EXTRACT TO READ:
----

Since interference exists at the instantaneous level,
it is invalid to add the instantaneous powers directly
as you have done.

Hint: if (V1^2 + V2^2) is not equal to (V1 + V2)^2
then it is invalid to add powers directly. Everyone
should have learned that fact in EE201 when the
professor said: "Thou shalt not superpose powers".
--
73, Cecil http://www.w5dxp.com

The Rest of the Story
 

Keith Dysart wrote:
So I am summing the instantaneous flows for the two contributors of
energy.

An invalid thing to do when interference is present.
Reference EE-201 to find out when and why

[V1(t)^2 + V2(t)^2] is NOT equal to [V1(t) + V2(t)]^2.

The whole premise and assertion that the dissipation
in the source resistor is equal to 50w plus the
reflected power is based on the condition that

(V1^2 + V2^2) is equal to (V1 + V2)^2

Since you did NOT satisfy that condition, it
logically follows that the assertion would not
apply unless that necessary condition is met.

Please get back to us when you meet the above
condition. In attempting to do so, you will
realize why Eugene Hecht said that instantaneous
power is "of limited utility".
--
73, Cecil http://www.w5dxp.com

The Rest of the Story
 

On Thu, 06 Mar 2008 11:21:46 -0600
Cecil Moore wrote:

Roger Sparks wrote:
The dissipation in the source resistor should be the
sum of instantaneous energy flows from both source
(forward) and reflected energy flows. We would not
expect that the instantaneous energy flow would be
equal from both source and reflection because of the
sine wave nature of the energy flow.

The key question: Is the square of the sum of the
two voltages equal to the sum of the squares of
the two voltages? If yes, there is no interference
and it is valid to add the powers directly as
Keith has done.

If no, interference exists and it is *INVALID* to
add the powers directly as Keith has done. Every
EE was warned about superposing powers at the
sophomore level if not before. This is why.

So what we need to know is:

Is [Vfor(t) + Vref(t)]^2 equal to
Vfor(t)^2 + Vref(t)^2 ???

So the question is "When does (x + y)^2 = x^2 + y^2 ?".

(x + y)^2 = X^2 + 2xy + y^2

X^2 + 2xy + y^2 = x^2 + y^2 only when either x or y = zero.



Does [70.7v*cos(wt) + 42.4v*cos(wt+90)]^2 equal
[70.7v*cos(wt)]^2 + [42.4v*cos(wt+90)]^2 ???

Is 2[70.7v*cos(wt)*42.4v*cos(wt+90)] always zero???

The answer is obviously 'NO' so Keith's direct addition
of powers, i.e. superposition of powers, is invalid as
it always is when interference is present.

When the interference term is properly taken into
account, the instantaneous dissipation in the source
resistor will no doubt equal the dissipation from
the forward wave plus the dissipation from the
reflected wave plus the interference term which is
minus for destructive interference and plus for
constructive interference. The interference will
average out to zero over each single complete cycle.
--
73, Cecil http://www.w5dxp.com

Thanks for creating part 1 of this series, Cecil.

----

GIVEN REQUEST: Please reproduce the forum thread on adding instantaneous powers word for word, starting at "(x + y)^2 = X^2 + 2xy" and ending at "is when interference is present.". The records have nothing to do with the forum thread on adding instantaneous powers.

----

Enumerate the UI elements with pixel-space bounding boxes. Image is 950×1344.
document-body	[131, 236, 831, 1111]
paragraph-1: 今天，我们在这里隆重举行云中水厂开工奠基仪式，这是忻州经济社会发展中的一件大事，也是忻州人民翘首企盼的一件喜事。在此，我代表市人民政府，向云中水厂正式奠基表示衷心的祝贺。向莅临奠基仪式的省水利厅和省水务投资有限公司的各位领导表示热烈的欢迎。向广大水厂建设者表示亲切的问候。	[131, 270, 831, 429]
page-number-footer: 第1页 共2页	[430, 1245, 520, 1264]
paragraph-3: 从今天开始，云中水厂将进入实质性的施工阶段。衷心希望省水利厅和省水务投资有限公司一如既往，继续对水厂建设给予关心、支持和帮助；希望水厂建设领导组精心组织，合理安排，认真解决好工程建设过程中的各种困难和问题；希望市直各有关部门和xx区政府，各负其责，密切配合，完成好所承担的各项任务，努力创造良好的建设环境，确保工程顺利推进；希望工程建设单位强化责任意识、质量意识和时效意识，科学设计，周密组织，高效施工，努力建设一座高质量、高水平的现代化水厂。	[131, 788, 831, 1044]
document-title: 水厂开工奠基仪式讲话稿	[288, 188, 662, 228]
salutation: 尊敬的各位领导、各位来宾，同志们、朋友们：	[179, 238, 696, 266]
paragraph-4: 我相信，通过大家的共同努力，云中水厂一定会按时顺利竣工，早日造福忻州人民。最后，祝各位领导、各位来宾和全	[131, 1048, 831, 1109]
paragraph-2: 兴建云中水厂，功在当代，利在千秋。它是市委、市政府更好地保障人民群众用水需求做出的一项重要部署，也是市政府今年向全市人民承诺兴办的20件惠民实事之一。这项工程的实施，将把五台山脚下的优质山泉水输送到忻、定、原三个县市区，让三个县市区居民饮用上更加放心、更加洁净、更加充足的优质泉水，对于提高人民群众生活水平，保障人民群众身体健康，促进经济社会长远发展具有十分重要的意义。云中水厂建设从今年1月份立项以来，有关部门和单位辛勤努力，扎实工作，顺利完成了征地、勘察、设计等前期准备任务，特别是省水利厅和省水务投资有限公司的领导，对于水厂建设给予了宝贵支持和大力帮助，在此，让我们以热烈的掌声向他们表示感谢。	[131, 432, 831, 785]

----

ANSWER TO THE PROBLEM:
(x + y)^2 = X^2 + 2xy + y^2

X^2 + 2xy + y^2 = x^2 + y^2 only when either x or y = zero.



Does [70.7v*cos(wt) + 42.4v*cos(wt+90)]^2 equal
[70.7v*cos(wt)]^2 + [42.4v*cos(wt+90)]^2 ???

Is 2[70.7v*cos(wt)*42.4v*cos(wt+90)] always zero???

The answer is obviously 'NO' so Keith's direct addition
of powers, i.e. superposition of powers, is invalid as
it always is when interference is present.